--- BEGIN ---

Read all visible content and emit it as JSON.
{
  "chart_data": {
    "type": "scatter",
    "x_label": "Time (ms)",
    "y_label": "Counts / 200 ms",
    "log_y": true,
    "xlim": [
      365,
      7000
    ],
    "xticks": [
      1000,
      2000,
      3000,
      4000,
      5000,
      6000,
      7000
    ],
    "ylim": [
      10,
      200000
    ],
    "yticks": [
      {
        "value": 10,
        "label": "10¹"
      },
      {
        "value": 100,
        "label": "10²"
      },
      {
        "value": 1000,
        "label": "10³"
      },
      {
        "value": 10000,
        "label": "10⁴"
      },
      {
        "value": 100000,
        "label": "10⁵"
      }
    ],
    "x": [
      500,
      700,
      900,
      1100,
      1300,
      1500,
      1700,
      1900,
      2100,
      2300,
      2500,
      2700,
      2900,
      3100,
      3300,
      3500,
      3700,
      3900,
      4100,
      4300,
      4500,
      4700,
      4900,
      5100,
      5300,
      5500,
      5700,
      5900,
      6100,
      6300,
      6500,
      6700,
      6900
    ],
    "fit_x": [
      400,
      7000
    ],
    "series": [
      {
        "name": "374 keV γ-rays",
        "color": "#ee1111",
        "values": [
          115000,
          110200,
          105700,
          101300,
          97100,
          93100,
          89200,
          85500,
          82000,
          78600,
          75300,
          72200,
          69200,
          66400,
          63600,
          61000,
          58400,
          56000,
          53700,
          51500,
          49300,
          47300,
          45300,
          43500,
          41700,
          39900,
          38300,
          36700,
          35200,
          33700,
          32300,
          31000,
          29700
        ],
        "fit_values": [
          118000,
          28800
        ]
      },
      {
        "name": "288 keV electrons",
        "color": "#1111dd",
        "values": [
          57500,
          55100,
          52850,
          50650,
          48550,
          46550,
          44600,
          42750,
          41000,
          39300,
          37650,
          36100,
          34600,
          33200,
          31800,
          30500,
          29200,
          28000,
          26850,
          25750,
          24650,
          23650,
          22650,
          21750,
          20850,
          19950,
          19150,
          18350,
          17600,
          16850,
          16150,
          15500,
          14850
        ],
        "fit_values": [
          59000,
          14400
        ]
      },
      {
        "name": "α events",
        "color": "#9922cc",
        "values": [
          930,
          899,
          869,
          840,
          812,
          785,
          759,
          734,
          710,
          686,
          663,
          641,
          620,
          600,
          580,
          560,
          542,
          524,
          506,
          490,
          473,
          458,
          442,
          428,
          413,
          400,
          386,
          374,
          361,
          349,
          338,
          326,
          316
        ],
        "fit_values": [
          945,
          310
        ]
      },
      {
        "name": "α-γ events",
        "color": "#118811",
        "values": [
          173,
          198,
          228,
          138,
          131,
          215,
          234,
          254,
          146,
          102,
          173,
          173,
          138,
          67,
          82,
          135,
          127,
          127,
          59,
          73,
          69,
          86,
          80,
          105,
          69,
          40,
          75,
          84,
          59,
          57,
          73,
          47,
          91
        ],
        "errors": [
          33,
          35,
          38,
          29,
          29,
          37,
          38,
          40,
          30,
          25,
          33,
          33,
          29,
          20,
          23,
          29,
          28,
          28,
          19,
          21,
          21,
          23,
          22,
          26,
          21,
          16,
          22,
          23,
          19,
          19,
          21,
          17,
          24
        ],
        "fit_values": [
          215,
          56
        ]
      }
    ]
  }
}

--- END ---

EXERCISE GOAL - Retype every entry word for word.

REPLY -
Read all visible content and emit it as JSON.
{
  "chart_data": {
    "type": "scatter",
    "x_label": "Time (ms)",
    "y_label": "Counts / 200 ms",
    "log_y": true,
    "xlim": [
      365,
      7000
    ],
    "xticks": [
      1000,
      2000,
      3000,
      4000,
      5000,
      6000,
      7000
    ],
    "ylim": [
      10,
      200000
    ],
    "yticks": [
      {
        "value": 10,
        "label": "10¹"
      },
      {
        "value": 100,
        "label": "10²"
      },
      {
        "value": 1000,
        "label": "10³"
      },
      {
        "value": 10000,
        "label": "10⁴"
      },
      {
        "value": 100000,
        "label": "10⁵"
      }
    ],
    "x": [
      500,
      700,
      900,
      1100,
      1300,
      1500,
      1700,
      1900,
      2100,
      2300,
      2500,
      2700,
      2900,
      3100,
      3300,
      3500,
      3700,
      3900,
      4100,
      4300,
      4500,
      4700,
      4900,
      5100,
      5300,
      5500,
      5700,
      5900,
      6100,
      6300,
      6500,
      6700,
      6900
    ],
    "fit_x": [
      400,
      7000
    ],
    "series": [
      {
        "name": "374 keV γ-rays",
        "color": "#ee1111",
        "values": [
          115000,
          110200,
          105700,
          101300,
          97100,
          93100,
          89200,
          85500,
          82000,
          78600,
          75300,
          72200,
          69200,
          66400,
          63600,
          61000,
          58400,
          56000,
          53700,
          51500,
          49300,
          47300,
          45300,
          43500,
          41700,
          39900,
          38300,
          36700,
          35200,
          33700,
          32300,
          31000,
          29700
        ],
        "fit_values": [
          118000,
          28800
        ]
      },
      {
        "name": "288 keV electrons",
        "color": "#1111dd",
        "values": [
          57500,
          55100,
          52850,
          50650,
          48550,
          46550,
          44600,
          42750,
          41000,
          39300,
          37650,
          36100,
          34600,
          33200,
          31800,
          30500,
          29200,
          28000,
          26850,
          25750,
          24650,
          23650,
          22650,
          21750,
          20850,
          19950,
          19150,
          18350,
          17600,
          16850,
          16150,
          15500,
          14850
        ],
        "fit_values": [
          59000,
          14400
        ]
      },
      {
        "name": "α events",
        "color": "#9922cc",
        "values": [
          930,
          899,
          869,
          840,
          812,
          785,
          759,
          734,
          710,
          686,
          663,
          641,
          620,
          600,
          580,
          560,
          542,
          524,
          506,
          490,
          473,
          458,
          442,
          428,
          413,
          400,
          386,
          374,
          361,
          349,
          338,
          326,
          316
        ],
        "fit_values": [
          945,
          310
        ]
      },
      {
        "name": "α-γ events",
        "color": "#118811",
        "values": [
          173,
          198,
          228,
          138,
          131,
          215,
          234,
          254,
          146,
          102,
          173,
          173,
          138,
          67,
          82,
          135,
          127,
          127,
          59,
          73,
          69,
          86,
          80,
          105,
          69,
          40,
          75,
          84,
          59,
          57,
          73,
          47,
          91
        ],
        "errors": [
          33,
          35,
          38,
          29,
          29,
          37,
          38,
          40,
          30,
          25,
          33,
          33,
          29,
          20,
          23,
          29,
          28,
          28,
          19,
          21,
          21,
          23,
          22,
          26,
          21,
          16,
          22,
          23,
          19,
          19,
          21,
          17,
          24
        ],
        "fit_values": [
          215,
          56
        ]
      }
    ]
  }
}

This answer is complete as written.